== AUSGEWÄHLTER AUSZUG ==
○ ○ ○

J'ai toujours rêvé d'être un gangster Frankreich 2007 – 112min.

Filmkritik

Die Leiden der Verbrecher

Thomas Hunziker
Filmkritik: Thomas Hunziker

Wer wäre nicht gerne Bonnie oder Clyde, Butch Cassidy oder Sundance Kid? Das sind vielleicht schlechte Vorbilder für Leinwand-Gangster, sterben sie in ihren Filmen doch alle von Kugeln durchlöchert. Ganz anders ergeht es den Antihelden aus «J'ai toujours rêvé d'être un gangster».

Der Auftakt des französischen Gangster-Films erinnert stark an «Pulp Fiction». Doch der Ganove, der hier ein nostalgisches Autobahn-Restaurant überfallen möchte, kämpft schon vor dem Betreten des Lokals mit seiner Maske und schliesst die Autoschlüssel im Wagen ein. Kommt hinzu, dass er gar keine Waffe hat. Da auch die Kellnerin im Restaurant bereits einen wenig erfolgreichen Ausflug in die Kriminalität gewagt hat, stösst er bei ihr wenigstens auf Mitleid.

○ ○ ○

== GESPEICHERTE DATEN ==
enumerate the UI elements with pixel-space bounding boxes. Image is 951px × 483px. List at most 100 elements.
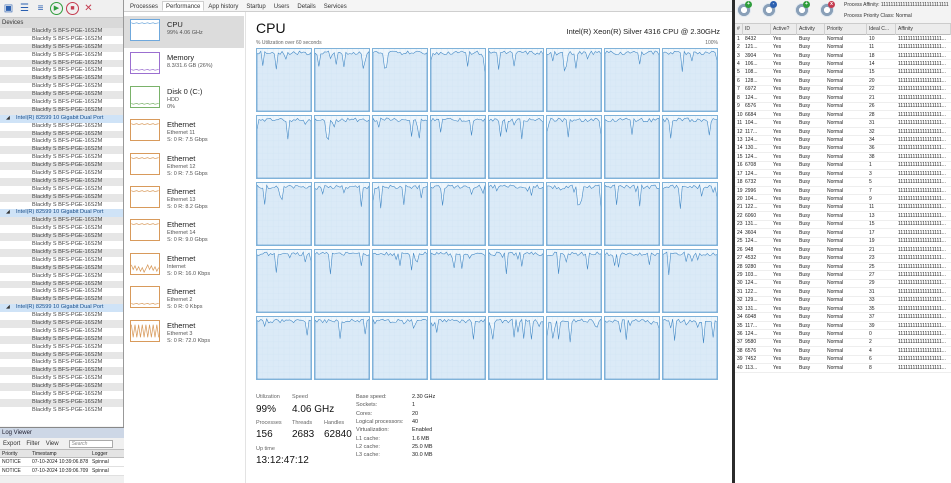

○ ○ ○

== ZU ERLEDIGENDE AUFGABEN ==
A – Gib den Abschnitt der Filmkritik von „Der Auftakt des“ bis einschließlich „wenigstens auf Mitleid.“ noch einmal wieder und tausche dabei „Kellnerin“ gegen „Bedienung“ aus.
B – Beantworte anhand der Filmkritik:
(i) Wer hat die Filmkritik geschrieben?
(ii) Aus welchem Land stammt der Film, und wie lang ist er?
(iii) An welchen Film erinnert der Auftakt stark?
C – Wie könnte die Filmkritik zu «J'ai toujours rêvé d'être un gangster» nach ihrem letzten Satz weitergehen? Schreib die Fortsetzung.

== GEGEBENE ANTWORTEN ==
A –
Der Auftakt des französischen Gangster-Films erinnert stark an «Pulp Fiction». Doch der Ganove, der hier ein nostalgisches Autobahn-Restaurant überfallen möchte, kämpft schon vor dem Betreten des Lokals mit seiner Maske und schliesst die Autoschlüssel im Wagen ein. Kommt hinzu, dass er gar keine Waffe hat. Da auch die Bedienung im Restaurant bereits einen wenig erfolgreichen Ausflug in die Kriminalität gewagt hat, stösst er bei ihr wenigstens auf Mitleid.

B –
(i) Thomas Hunziker
(ii) Aus Frankreich, er dauert 112 Minuten.
(iii) An «Pulp Fiction»

C –
Die Wege dieser zwei armseligen Möchtegern-Ganoven werden bei der Raststätte noch von anderen verzweifelten Verbrechern gekreuzt. Zwei wenig kompetente Kidnapper haben ausgerechnet eine selbstmordgefährdete Jugendliche entführt, derweil ein Sänger, dem die Inspiration abhanden gekommen ist, seinem Kollegen die Lieder klaut. Dann sind da noch die vier 70-Jährigen, die ihren gleichaltrigen Kameraden aus dem Altersheim entführt haben, um ihm nach seinem Wunsch in ihrem ehemaligen Versteck tief im Wald einen ehrenvollen Tod zu bereiten. Doch der Scheintote erwacht wieder zum Leben und so entschliessen sich die vier Senioren 28 Jahre nach ihrer letzten Tat zu einem neuen Coup. Doch die Zeiten haben sich geändert.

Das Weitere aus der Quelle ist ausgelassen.